Stored items:

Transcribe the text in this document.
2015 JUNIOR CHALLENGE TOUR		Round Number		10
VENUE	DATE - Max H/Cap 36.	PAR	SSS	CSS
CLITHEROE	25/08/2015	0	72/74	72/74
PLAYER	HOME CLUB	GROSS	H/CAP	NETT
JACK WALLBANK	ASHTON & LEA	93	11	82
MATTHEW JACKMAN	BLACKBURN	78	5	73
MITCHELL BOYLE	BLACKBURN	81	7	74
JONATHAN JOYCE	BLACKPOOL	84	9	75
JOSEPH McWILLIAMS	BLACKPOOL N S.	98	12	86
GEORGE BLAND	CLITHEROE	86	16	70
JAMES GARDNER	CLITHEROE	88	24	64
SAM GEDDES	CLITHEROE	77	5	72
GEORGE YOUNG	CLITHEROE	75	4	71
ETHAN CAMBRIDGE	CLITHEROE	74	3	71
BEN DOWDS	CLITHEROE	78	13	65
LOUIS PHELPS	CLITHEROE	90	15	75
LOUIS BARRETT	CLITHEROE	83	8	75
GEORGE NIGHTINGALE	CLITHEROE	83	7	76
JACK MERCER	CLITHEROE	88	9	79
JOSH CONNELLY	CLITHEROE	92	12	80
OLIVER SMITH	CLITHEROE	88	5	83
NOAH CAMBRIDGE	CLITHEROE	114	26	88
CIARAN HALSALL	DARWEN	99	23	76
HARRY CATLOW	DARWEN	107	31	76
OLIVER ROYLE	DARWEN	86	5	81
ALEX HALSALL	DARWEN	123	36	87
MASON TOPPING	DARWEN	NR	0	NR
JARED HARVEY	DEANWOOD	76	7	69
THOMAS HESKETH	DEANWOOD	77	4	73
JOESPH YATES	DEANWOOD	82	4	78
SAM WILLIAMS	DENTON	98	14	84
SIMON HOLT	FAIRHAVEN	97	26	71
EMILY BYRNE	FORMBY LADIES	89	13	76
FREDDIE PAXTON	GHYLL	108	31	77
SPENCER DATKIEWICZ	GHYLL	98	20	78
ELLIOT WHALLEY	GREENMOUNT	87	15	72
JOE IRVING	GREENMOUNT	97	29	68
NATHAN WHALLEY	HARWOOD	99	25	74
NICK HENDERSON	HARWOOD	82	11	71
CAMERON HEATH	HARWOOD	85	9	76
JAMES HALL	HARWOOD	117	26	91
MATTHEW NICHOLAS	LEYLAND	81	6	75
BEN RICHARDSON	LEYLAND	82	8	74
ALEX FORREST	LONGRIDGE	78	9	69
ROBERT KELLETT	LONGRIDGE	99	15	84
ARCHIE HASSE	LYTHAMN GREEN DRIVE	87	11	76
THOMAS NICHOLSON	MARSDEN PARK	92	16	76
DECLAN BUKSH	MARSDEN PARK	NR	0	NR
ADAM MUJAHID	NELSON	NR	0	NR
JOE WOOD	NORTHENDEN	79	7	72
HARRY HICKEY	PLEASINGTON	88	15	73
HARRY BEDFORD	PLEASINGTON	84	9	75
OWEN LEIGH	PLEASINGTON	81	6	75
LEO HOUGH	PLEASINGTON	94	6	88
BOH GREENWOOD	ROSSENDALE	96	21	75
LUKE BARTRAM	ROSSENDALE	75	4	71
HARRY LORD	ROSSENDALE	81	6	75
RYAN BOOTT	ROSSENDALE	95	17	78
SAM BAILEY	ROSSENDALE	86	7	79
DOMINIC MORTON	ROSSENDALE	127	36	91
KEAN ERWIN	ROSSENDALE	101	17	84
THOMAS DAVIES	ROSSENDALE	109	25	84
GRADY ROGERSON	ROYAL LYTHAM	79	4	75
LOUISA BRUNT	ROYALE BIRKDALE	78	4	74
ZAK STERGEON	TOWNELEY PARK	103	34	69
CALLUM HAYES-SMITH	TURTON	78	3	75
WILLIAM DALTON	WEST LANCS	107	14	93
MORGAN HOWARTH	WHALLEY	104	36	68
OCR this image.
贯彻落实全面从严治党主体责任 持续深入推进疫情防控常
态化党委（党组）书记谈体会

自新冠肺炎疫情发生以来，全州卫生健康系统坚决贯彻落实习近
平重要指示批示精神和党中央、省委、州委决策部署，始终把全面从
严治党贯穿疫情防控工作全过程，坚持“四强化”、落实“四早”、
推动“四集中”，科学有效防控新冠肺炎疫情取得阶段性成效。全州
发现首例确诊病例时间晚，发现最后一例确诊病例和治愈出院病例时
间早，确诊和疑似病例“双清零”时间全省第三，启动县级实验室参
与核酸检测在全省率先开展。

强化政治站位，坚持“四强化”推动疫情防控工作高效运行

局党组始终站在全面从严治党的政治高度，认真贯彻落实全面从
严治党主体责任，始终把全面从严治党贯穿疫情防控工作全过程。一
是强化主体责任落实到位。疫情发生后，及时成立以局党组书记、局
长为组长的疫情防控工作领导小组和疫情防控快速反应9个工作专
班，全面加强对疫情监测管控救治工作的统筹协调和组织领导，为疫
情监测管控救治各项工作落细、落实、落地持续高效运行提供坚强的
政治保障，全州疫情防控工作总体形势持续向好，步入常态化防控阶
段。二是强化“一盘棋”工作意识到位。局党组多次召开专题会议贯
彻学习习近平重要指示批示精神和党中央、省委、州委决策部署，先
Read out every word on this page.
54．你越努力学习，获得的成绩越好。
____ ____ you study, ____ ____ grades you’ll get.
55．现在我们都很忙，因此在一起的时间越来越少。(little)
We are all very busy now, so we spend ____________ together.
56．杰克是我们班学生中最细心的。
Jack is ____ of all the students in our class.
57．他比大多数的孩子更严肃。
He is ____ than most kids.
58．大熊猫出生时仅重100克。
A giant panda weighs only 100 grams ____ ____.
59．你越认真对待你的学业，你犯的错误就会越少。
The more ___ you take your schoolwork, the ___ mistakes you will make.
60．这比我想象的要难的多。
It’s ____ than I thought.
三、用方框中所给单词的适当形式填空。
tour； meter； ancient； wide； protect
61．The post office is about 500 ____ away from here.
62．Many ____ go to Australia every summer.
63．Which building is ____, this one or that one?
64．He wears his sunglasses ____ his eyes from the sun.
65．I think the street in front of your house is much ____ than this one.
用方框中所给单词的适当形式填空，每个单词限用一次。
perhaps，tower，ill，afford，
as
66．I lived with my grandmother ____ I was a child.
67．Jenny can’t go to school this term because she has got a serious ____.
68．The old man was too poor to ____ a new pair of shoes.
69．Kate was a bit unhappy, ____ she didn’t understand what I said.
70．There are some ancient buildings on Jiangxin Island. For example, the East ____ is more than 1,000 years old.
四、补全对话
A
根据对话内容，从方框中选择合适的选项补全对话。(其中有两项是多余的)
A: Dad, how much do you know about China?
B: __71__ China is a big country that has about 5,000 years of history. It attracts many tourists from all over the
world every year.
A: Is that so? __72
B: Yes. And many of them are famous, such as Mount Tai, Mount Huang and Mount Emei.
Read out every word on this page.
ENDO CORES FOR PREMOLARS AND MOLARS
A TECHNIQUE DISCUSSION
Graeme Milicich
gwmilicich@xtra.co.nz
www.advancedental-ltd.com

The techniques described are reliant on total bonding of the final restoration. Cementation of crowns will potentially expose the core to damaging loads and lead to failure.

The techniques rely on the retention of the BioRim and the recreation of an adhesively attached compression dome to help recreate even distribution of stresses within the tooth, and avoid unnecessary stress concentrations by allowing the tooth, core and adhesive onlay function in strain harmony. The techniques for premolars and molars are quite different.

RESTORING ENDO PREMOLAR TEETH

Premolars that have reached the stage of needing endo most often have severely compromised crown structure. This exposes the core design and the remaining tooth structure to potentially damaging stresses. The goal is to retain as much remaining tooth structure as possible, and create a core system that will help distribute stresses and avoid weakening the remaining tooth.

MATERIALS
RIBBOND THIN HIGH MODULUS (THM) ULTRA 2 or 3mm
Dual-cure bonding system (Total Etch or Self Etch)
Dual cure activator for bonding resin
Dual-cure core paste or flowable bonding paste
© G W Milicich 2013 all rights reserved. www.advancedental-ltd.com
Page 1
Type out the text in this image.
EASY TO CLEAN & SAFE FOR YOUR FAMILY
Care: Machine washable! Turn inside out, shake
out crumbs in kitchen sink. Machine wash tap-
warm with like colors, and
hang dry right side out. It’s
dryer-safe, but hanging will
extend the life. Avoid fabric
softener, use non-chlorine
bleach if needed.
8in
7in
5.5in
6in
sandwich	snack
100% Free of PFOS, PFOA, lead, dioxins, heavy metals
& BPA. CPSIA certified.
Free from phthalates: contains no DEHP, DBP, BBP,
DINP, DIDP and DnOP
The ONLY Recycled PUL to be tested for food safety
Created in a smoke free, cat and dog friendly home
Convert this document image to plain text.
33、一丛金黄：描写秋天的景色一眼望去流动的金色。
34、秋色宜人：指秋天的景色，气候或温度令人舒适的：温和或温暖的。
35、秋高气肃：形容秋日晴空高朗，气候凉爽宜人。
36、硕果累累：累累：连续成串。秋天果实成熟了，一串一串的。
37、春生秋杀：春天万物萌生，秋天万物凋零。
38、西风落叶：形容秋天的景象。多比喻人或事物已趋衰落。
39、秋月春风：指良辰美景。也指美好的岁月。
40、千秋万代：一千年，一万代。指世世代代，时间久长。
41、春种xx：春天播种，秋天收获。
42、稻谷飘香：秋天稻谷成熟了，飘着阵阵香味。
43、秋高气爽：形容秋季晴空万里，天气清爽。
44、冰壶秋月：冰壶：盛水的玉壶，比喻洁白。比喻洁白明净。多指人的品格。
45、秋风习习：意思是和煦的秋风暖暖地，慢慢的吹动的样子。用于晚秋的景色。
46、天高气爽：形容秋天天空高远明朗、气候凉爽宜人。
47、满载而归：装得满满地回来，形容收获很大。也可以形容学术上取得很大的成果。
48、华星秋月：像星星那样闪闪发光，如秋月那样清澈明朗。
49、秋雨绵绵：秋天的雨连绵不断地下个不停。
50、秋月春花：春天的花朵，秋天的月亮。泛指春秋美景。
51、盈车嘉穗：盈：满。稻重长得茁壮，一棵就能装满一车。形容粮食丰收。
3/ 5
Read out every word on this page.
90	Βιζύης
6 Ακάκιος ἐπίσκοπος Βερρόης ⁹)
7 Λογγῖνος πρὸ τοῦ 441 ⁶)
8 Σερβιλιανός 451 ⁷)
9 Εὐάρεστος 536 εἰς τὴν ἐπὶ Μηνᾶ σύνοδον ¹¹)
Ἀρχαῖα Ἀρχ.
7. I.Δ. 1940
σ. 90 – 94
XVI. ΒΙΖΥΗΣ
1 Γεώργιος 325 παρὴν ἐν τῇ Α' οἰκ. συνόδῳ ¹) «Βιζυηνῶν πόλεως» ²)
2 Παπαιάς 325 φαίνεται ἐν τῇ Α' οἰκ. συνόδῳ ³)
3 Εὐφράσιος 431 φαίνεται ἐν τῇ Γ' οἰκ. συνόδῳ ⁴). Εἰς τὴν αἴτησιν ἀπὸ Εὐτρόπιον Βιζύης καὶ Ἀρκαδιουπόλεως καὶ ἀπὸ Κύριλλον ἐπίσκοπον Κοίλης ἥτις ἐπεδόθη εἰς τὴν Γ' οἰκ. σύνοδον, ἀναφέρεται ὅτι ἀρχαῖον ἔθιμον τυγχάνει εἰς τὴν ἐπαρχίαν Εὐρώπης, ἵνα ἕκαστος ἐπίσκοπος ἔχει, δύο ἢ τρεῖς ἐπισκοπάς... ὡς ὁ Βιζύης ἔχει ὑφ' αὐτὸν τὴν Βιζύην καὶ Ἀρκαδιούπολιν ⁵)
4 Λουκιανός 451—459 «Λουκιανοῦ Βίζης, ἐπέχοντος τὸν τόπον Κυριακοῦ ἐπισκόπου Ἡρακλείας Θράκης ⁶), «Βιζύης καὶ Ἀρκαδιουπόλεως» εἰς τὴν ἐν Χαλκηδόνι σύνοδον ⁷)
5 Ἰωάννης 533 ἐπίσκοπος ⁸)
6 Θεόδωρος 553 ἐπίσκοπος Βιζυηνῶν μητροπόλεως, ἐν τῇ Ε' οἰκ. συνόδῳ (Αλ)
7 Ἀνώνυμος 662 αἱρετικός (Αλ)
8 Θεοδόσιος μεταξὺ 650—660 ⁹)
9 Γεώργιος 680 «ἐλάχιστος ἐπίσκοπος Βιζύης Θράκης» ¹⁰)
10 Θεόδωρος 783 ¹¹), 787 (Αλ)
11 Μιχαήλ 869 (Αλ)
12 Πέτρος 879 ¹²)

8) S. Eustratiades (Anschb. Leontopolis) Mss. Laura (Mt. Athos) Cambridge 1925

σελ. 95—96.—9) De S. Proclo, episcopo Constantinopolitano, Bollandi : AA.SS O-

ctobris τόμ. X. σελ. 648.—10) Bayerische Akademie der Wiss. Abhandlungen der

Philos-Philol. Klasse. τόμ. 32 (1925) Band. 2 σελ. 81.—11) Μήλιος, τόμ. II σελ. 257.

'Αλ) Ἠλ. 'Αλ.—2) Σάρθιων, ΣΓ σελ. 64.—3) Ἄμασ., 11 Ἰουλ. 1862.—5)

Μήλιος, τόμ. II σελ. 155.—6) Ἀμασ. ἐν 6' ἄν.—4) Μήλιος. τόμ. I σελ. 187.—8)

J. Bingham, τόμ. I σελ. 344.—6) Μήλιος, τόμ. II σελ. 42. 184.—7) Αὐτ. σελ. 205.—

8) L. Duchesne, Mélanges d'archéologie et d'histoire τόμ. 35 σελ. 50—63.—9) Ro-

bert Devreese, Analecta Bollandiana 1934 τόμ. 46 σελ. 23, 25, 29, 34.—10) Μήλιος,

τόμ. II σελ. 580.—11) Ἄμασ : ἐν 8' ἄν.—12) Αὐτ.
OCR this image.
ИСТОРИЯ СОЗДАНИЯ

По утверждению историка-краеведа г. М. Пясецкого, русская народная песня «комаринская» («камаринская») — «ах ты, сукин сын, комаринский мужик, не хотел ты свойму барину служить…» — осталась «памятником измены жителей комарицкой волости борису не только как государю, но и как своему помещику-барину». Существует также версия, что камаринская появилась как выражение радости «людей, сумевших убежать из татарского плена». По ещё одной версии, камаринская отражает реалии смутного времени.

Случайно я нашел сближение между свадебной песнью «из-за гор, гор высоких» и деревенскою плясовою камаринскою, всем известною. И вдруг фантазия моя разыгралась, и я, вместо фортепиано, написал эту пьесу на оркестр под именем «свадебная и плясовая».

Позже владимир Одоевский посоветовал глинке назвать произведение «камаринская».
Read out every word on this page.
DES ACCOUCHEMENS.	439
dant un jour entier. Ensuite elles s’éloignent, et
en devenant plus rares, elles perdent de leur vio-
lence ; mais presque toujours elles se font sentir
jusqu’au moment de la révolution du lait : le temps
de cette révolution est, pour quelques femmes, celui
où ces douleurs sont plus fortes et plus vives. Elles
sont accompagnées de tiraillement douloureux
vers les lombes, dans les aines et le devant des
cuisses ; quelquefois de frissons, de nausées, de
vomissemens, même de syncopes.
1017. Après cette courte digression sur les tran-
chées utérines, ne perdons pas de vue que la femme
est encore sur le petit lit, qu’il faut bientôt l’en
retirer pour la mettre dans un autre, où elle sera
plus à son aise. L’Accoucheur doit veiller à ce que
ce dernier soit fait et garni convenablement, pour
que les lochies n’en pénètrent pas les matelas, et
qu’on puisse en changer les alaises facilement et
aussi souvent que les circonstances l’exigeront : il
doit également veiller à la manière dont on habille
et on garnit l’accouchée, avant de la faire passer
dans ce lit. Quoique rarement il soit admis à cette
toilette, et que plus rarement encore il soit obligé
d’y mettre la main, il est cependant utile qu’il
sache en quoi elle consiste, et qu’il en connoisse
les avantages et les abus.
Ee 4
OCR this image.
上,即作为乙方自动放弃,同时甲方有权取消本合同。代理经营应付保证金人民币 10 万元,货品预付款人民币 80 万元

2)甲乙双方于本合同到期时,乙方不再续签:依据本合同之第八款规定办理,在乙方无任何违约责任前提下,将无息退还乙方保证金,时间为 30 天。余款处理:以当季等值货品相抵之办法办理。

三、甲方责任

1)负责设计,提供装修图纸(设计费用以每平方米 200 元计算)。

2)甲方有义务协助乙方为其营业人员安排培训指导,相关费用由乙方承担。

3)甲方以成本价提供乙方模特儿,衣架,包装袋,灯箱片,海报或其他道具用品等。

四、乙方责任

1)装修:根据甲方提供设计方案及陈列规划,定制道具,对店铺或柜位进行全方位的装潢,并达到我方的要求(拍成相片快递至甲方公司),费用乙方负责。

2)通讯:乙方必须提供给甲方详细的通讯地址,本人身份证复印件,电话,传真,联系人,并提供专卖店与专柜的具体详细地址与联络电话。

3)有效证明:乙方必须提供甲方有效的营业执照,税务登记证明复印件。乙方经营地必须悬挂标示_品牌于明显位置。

* EXERCISE DIRECTIONS:
Show each line holding the word "用方框中所给单词的适当形式填空".

* THE SOLUTION:
三、用方框中所给单词的适当形式填空。
用方框中所给单词的适当形式填空，每个单词限用一次。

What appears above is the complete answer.